- Recorded information -
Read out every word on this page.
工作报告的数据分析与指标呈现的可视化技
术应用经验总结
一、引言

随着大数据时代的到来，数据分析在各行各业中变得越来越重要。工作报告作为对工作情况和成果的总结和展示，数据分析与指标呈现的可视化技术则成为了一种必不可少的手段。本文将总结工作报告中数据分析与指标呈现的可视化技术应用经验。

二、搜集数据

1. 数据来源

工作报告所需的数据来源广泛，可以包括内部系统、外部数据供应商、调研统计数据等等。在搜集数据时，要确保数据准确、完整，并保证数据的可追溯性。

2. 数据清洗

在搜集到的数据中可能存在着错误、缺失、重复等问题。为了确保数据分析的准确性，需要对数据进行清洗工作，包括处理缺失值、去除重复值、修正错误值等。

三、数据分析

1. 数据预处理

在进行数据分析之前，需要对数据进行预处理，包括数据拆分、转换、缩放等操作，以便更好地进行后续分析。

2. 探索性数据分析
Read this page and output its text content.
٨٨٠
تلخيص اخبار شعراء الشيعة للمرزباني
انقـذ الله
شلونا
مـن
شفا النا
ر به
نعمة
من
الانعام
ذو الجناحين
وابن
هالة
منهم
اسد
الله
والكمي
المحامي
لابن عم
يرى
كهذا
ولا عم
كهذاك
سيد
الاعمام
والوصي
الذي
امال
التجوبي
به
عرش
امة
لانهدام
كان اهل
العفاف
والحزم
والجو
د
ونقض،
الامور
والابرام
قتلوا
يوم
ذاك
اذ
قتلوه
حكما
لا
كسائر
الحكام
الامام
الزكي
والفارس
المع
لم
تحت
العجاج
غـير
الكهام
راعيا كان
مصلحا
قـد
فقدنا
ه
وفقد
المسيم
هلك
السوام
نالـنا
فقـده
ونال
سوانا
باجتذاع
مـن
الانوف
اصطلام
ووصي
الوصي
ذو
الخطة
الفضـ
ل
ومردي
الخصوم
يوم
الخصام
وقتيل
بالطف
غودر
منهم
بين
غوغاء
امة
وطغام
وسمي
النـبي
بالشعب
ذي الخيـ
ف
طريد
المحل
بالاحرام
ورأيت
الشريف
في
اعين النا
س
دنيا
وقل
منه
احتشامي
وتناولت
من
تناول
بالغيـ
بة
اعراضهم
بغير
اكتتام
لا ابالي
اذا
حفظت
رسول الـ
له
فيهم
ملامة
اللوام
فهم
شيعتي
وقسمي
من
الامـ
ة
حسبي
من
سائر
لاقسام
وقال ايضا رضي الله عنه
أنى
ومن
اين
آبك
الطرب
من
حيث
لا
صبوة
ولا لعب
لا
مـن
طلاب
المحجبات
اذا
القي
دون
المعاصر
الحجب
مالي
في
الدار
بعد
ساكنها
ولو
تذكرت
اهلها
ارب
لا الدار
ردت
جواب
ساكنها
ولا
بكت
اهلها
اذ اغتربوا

- Goal -
Please reproduce all of the entries exactly as they stand.

- Written solution -
Read out every word on this page.
工作报告的数据分析与指标呈现的可视化技
术应用经验总结
一、引言

随着大数据时代的到来，数据分析在各行各业中变得越来越重要。工作报告作为对工作情况和成果的总结和展示，数据分析与指标呈现的可视化技术则成为了一种必不可少的手段。本文将总结工作报告中数据分析与指标呈现的可视化技术应用经验。

二、搜集数据

1. 数据来源

工作报告所需的数据来源广泛，可以包括内部系统、外部数据供应商、调研统计数据等等。在搜集数据时，要确保数据准确、完整，并保证数据的可追溯性。

2. 数据清洗

在搜集到的数据中可能存在着错误、缺失、重复等问题。为了确保数据分析的准确性，需要对数据进行清洗工作，包括处理缺失值、去除重复值、修正错误值等。

三、数据分析

1. 数据预处理

在进行数据分析之前，需要对数据进行预处理，包括数据拆分、转换、缩放等操作，以便更好地进行后续分析。

2. 探索性数据分析
Read this page and output its text content.
٨٨٠
تلخيص اخبار شعراء الشيعة للمرزباني
انقـذ الله
شلونا
مـن
شفا النا
ر به
نعمة
من
الانعام
ذو الجناحين
وابن
هالة
منهم
اسد
الله
والكمي
المحامي
لابن عم
يرى
كهذا
ولا عم
كهذاك
سيد
الاعمام
والوصي
الذي
امال
التجوبي
به
عرش
امة
لانهدام
كان اهل
العفاف
والحزم
والجو
د
ونقض،
الامور
والابرام
قتلوا
يوم
ذاك
اذ
قتلوه
حكما
لا
كسائر
الحكام
الامام
الزكي
والفارس
المع
لم
تحت
العجاج
غـير
الكهام
راعيا كان
مصلحا
قـد
فقدنا
ه
وفقد
المسيم
هلك
السوام
نالـنا
فقـده
ونال
سوانا
باجتذاع
مـن
الانوف
اصطلام
ووصي
الوصي
ذو
الخطة
الفضـ
ل
ومردي
الخصوم
يوم
الخصام
وقتيل
بالطف
غودر
منهم
بين
غوغاء
امة
وطغام
وسمي
النـبي
بالشعب
ذي الخيـ
ف
طريد
المحل
بالاحرام
ورأيت
الشريف
في
اعين النا
س
دنيا
وقل
منه
احتشامي
وتناولت
من
تناول
بالغيـ
بة
اعراضهم
بغير
اكتتام
لا ابالي
اذا
حفظت
رسول الـ
له
فيهم
ملامة
اللوام
فهم
شيعتي
وقسمي
من
الامـ
ة
حسبي
من
سائر
لاقسام
وقال ايضا رضي الله عنه
أنى
ومن
اين
آبك
الطرب
من
حيث
لا
صبوة
ولا لعب
لا
مـن
طلاب
المحجبات
اذا
القي
دون
المعاصر
الحجب
مالي
في
الدار
بعد
ساكنها
ولو
تذكرت
اهلها
ارب
لا الدار
ردت
جواب
ساكنها
ولا
بكت
اهلها
اذ اغتربوا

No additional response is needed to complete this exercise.